(Dataset entries)
## BEGIN

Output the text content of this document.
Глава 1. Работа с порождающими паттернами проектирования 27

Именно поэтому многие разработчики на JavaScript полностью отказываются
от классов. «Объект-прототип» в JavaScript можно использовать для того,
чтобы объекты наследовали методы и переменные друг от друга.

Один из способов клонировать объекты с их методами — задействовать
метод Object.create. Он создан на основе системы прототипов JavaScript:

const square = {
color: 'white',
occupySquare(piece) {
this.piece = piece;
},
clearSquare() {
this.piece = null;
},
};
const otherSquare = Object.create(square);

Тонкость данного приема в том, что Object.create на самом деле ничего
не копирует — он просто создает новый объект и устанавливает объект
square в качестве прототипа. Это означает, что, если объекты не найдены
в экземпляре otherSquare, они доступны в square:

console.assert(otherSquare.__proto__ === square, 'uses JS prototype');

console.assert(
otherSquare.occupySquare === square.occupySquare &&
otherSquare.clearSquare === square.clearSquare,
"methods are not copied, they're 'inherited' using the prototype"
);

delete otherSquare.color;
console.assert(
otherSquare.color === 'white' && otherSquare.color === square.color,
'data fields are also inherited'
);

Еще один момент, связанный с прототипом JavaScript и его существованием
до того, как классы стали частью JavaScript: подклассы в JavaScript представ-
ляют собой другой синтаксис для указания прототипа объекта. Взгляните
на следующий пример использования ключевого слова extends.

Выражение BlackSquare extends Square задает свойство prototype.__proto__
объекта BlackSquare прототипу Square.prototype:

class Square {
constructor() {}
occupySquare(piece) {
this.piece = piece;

## END

▶ [WORK INSTRUCTIONS]:
Find every line with "BlackSquare" in the listing and state how many there are, nothing else.

▶ [FINISHED TASK]:
2